**Stored dataset items**

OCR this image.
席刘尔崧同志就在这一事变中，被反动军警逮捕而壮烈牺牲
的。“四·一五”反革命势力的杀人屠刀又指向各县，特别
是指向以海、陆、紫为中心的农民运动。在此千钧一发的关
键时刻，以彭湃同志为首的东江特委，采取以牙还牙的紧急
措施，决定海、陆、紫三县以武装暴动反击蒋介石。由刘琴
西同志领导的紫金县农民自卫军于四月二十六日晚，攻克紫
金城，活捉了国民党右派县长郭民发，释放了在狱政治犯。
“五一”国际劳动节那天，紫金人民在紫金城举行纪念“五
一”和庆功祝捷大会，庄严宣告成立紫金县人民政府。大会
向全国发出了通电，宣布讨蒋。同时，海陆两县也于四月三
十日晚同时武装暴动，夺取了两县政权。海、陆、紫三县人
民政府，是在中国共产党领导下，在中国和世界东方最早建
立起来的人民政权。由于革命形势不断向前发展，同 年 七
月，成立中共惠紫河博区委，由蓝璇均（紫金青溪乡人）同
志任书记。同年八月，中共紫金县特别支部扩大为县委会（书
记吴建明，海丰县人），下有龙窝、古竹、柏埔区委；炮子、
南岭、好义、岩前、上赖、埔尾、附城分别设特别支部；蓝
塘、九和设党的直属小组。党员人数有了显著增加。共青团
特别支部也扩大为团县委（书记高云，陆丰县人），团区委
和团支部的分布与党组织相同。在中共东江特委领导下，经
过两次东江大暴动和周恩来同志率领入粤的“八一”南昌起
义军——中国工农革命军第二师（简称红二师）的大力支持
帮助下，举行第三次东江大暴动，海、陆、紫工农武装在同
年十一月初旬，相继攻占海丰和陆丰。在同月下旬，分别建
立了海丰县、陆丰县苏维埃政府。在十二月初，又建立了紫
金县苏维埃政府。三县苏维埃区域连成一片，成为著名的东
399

**TASK TO COMPLETE**
Every entry should be printed again exactly as it stands.

**FULL RESPONSE**
OCR this image.
席刘尔崧同志就在这一事变中，被反动军警逮捕而壮烈牺牲
的。“四·一五”反革命势力的杀人屠刀又指向各县，特别
是指向以海、陆、紫为中心的农民运动。在此千钧一发的关
键时刻，以彭湃同志为首的东江特委，采取以牙还牙的紧急
措施，决定海、陆、紫三县以武装暴动反击蒋介石。由刘琴
西同志领导的紫金县农民自卫军于四月二十六日晚，攻克紫
金城，活捉了国民党右派县长郭民发，释放了在狱政治犯。
“五一”国际劳动节那天，紫金人民在紫金城举行纪念“五
一”和庆功祝捷大会，庄严宣告成立紫金县人民政府。大会
向全国发出了通电，宣布讨蒋。同时，海陆两县也于四月三
十日晚同时武装暴动，夺取了两县政权。海、陆、紫三县人
民政府，是在中国共产党领导下，在中国和世界东方最早建
立起来的人民政权。由于革命形势不断向前发展，同 年 七
月，成立中共惠紫河博区委，由蓝璇均（紫金青溪乡人）同
志任书记。同年八月，中共紫金县特别支部扩大为县委会（书
记吴建明，海丰县人），下有龙窝、古竹、柏埔区委；炮子、
南岭、好义、岩前、上赖、埔尾、附城分别设特别支部；蓝
塘、九和设党的直属小组。党员人数有了显著增加。共青团
特别支部也扩大为团县委（书记高云，陆丰县人），团区委
和团支部的分布与党组织相同。在中共东江特委领导下，经
过两次东江大暴动和周恩来同志率领入粤的“八一”南昌起
义军——中国工农革命军第二师（简称红二师）的大力支持
帮助下，举行第三次东江大暴动，海、陆、紫工农武装在同
年十一月初旬，相继攻占海丰和陆丰。在同月下旬，分别建
立了海丰县、陆丰县苏维埃政府。在十二月初，又建立了紫
金县苏维埃政府。三县苏维埃区域连成一片，成为著名的东
399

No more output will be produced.